> [Problem to solve]:
In this exercise, return the whole listing exactly, excluding any images.

>> start Data listing

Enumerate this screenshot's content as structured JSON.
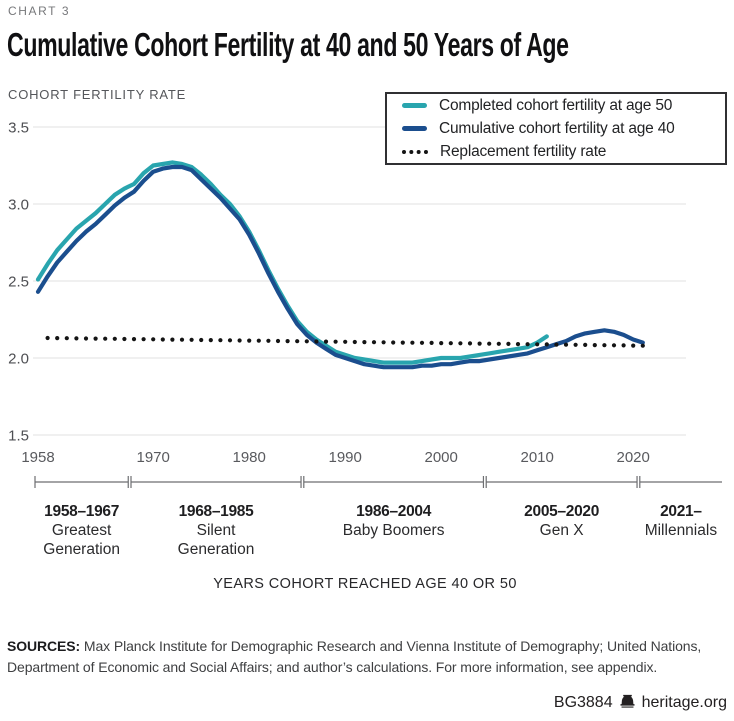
{
  "header": {
    "kicker": "CHART 3",
    "title": "Cumulative Cohort Fertility at 40 and 50 Years of Age"
  },
  "chart_data": {
    "type": "line",
    "title": "Cumulative Cohort Fertility at 40 and 50 Years of Age",
    "ylabel": "COHORT FERTILITY RATE",
    "xlabel": "YEARS COHORT REACHED AGE 40 OR 50",
    "ylim": [
      1.5,
      3.5
    ],
    "xlim": [
      1958,
      2022
    ],
    "y_ticks": [
      3.5,
      3.0,
      2.5,
      2.0,
      1.5
    ],
    "x_ticks": [
      1958,
      1970,
      1980,
      1990,
      2000,
      2010,
      2020
    ],
    "grid": "horizontal",
    "legend_position": "top-right",
    "colors": {
      "age50": "#29a5ae",
      "age40": "#1b4e8e",
      "replacement": "#141414",
      "gridline": "#e2e2e2"
    },
    "series": [
      {
        "name": "Completed cohort fertility at age 50",
        "color": "#29a5ae",
        "style": "solid",
        "start_year": 1958,
        "x_step": 1,
        "values": [
          2.51,
          2.61,
          2.7,
          2.77,
          2.84,
          2.89,
          2.94,
          3.0,
          3.06,
          3.1,
          3.13,
          3.2,
          3.25,
          3.26,
          3.27,
          3.26,
          3.24,
          3.19,
          3.13,
          3.06,
          3.0,
          2.92,
          2.82,
          2.7,
          2.57,
          2.45,
          2.34,
          2.24,
          2.17,
          2.12,
          2.08,
          2.04,
          2.02,
          2.0,
          1.99,
          1.98,
          1.97,
          1.97,
          1.97,
          1.97,
          1.98,
          1.99,
          2.0,
          2.0,
          2.0,
          2.01,
          2.02,
          2.03,
          2.04,
          2.05,
          2.06,
          2.07,
          2.1,
          2.14
        ]
      },
      {
        "name": "Cumulative cohort fertility at age 40",
        "color": "#1b4e8e",
        "style": "solid",
        "start_year": 1958,
        "x_step": 1,
        "values": [
          2.43,
          2.53,
          2.62,
          2.69,
          2.76,
          2.82,
          2.87,
          2.93,
          2.99,
          3.04,
          3.08,
          3.15,
          3.21,
          3.23,
          3.24,
          3.24,
          3.22,
          3.16,
          3.1,
          3.04,
          2.97,
          2.9,
          2.8,
          2.68,
          2.55,
          2.43,
          2.32,
          2.22,
          2.15,
          2.1,
          2.06,
          2.02,
          2.0,
          1.98,
          1.96,
          1.95,
          1.94,
          1.94,
          1.94,
          1.94,
          1.95,
          1.95,
          1.96,
          1.96,
          1.97,
          1.98,
          1.98,
          1.99,
          2.0,
          2.01,
          2.02,
          2.03,
          2.05,
          2.07,
          2.09,
          2.11,
          2.14,
          2.16,
          2.17,
          2.18,
          2.17,
          2.15,
          2.12,
          2.1
        ]
      },
      {
        "name": "Replacement fertility rate",
        "color": "#141414",
        "style": "dotted",
        "start_year": 1959,
        "end_year": 2021,
        "start_value": 2.13,
        "end_value": 2.08
      }
    ],
    "generations": [
      {
        "range_label": "1958–1967",
        "name_lines": [
          "Greatest",
          "Generation"
        ],
        "start": 1958,
        "end": 1967,
        "open": false
      },
      {
        "range_label": "1968–1985",
        "name_lines": [
          "Silent",
          "Generation"
        ],
        "start": 1968,
        "end": 1985,
        "open": false
      },
      {
        "range_label": "1986–2004",
        "name_lines": [
          "Baby Boomers"
        ],
        "start": 1986,
        "end": 2004,
        "open": false
      },
      {
        "range_label": "2005–2020",
        "name_lines": [
          "Gen X"
        ],
        "start": 2005,
        "end": 2020,
        "open": false
      },
      {
        "range_label": "2021–",
        "name_lines": [
          "Millennials"
        ],
        "start": 2021,
        "end": null,
        "open": true
      }
    ]
  },
  "footnote": {
    "sources_label": "SOURCES:",
    "sources_text": " Max Planck Institute for Demographic Research and Vienna Institute of Demography; United Nations, Department of Economic and Social Affairs; and author’s calculations. For more information, see appendix."
  },
  "footer": {
    "code": "BG3884",
    "site": "heritage.org",
    "bell_icon": "liberty-bell"
  }
}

>> end Data listing

> [Completed exercise]:
Enumerate this screenshot's content as structured JSON.
{
  "header": {
    "kicker": "CHART 3",
    "title": "Cumulative Cohort Fertility at 40 and 50 Years of Age"
  },
  "chart_data": {
    "type": "line",
    "title": "Cumulative Cohort Fertility at 40 and 50 Years of Age",
    "ylabel": "COHORT FERTILITY RATE",
    "xlabel": "YEARS COHORT REACHED AGE 40 OR 50",
    "ylim": [
      1.5,
      3.5
    ],
    "xlim": [
      1958,
      2022
    ],
    "y_ticks": [
      3.5,
      3.0,
      2.5,
      2.0,
      1.5
    ],
    "x_ticks": [
      1958,
      1970,
      1980,
      1990,
      2000,
      2010,
      2020
    ],
    "grid": "horizontal",
    "legend_position": "top-right",
    "colors": {
      "age50": "#29a5ae",
      "age40": "#1b4e8e",
      "replacement": "#141414",
      "gridline": "#e2e2e2"
    },
    "series": [
      {
        "name": "Completed cohort fertility at age 50",
        "color": "#29a5ae",
        "style": "solid",
        "start_year": 1958,
        "x_step": 1,
        "values": [
          2.51,
          2.61,
          2.7,
          2.77,
          2.84,
          2.89,
          2.94,
          3.0,
          3.06,
          3.1,
          3.13,
          3.2,
          3.25,
          3.26,
          3.27,
          3.26,
          3.24,
          3.19,
          3.13,
          3.06,
          3.0,
          2.92,
          2.82,
          2.7,
          2.57,
          2.45,
          2.34,
          2.24,
          2.17,
          2.12,
          2.08,
          2.04,
          2.02,
          2.0,
          1.99,
          1.98,
          1.97,
          1.97,
          1.97,
          1.97,
          1.98,
          1.99,
          2.0,
          2.0,
          2.0,
          2.01,
          2.02,
          2.03,
          2.04,
          2.05,
          2.06,
          2.07,
          2.1,
          2.14
        ]
      },
      {
        "name": "Cumulative cohort fertility at age 40",
        "color": "#1b4e8e",
        "style": "solid",
        "start_year": 1958,
        "x_step": 1,
        "values": [
          2.43,
          2.53,
          2.62,
          2.69,
          2.76,
          2.82,
          2.87,
          2.93,
          2.99,
          3.04,
          3.08,
          3.15,
          3.21,
          3.23,
          3.24,
          3.24,
          3.22,
          3.16,
          3.1,
          3.04,
          2.97,
          2.9,
          2.8,
          2.68,
          2.55,
          2.43,
          2.32,
          2.22,
          2.15,
          2.1,
          2.06,
          2.02,
          2.0,
          1.98,
          1.96,
          1.95,
          1.94,
          1.94,
          1.94,
          1.94,
          1.95,
          1.95,
          1.96,
          1.96,
          1.97,
          1.98,
          1.98,
          1.99,
          2.0,
          2.01,
          2.02,
          2.03,
          2.05,
          2.07,
          2.09,
          2.11,
          2.14,
          2.16,
          2.17,
          2.18,
          2.17,
          2.15,
          2.12,
          2.1
        ]
      },
      {
        "name": "Replacement fertility rate",
        "color": "#141414",
        "style": "dotted",
        "start_year": 1959,
        "end_year": 2021,
        "start_value": 2.13,
        "end_value": 2.08
      }
    ],
    "generations": [
      {
        "range_label": "1958–1967",
        "name_lines": [
          "Greatest",
          "Generation"
        ],
        "start": 1958,
        "end": 1967,
        "open": false
      },
      {
        "range_label": "1968–1985",
        "name_lines": [
          "Silent",
          "Generation"
        ],
        "start": 1968,
        "end": 1985,
        "open": false
      },
      {
        "range_label": "1986–2004",
        "name_lines": [
          "Baby Boomers"
        ],
        "start": 1986,
        "end": 2004,
        "open": false
      },
      {
        "range_label": "2005–2020",
        "name_lines": [
          "Gen X"
        ],
        "start": 2005,
        "end": 2020,
        "open": false
      },
      {
        "range_label": "2021–",
        "name_lines": [
          "Millennials"
        ],
        "start": 2021,
        "end": null,
        "open": true
      }
    ]
  },
  "footnote": {
    "sources_label": "SOURCES:",
    "sources_text": " Max Planck Institute for Demographic Research and Vienna Institute of Demography; United Nations, Department of Economic and Social Affairs; and author’s calculations. For more information, see appendix."
  },
  "footer": {
    "code": "BG3884",
    "site": "heritage.org",
    "bell_icon": "liberty-bell"
  }
}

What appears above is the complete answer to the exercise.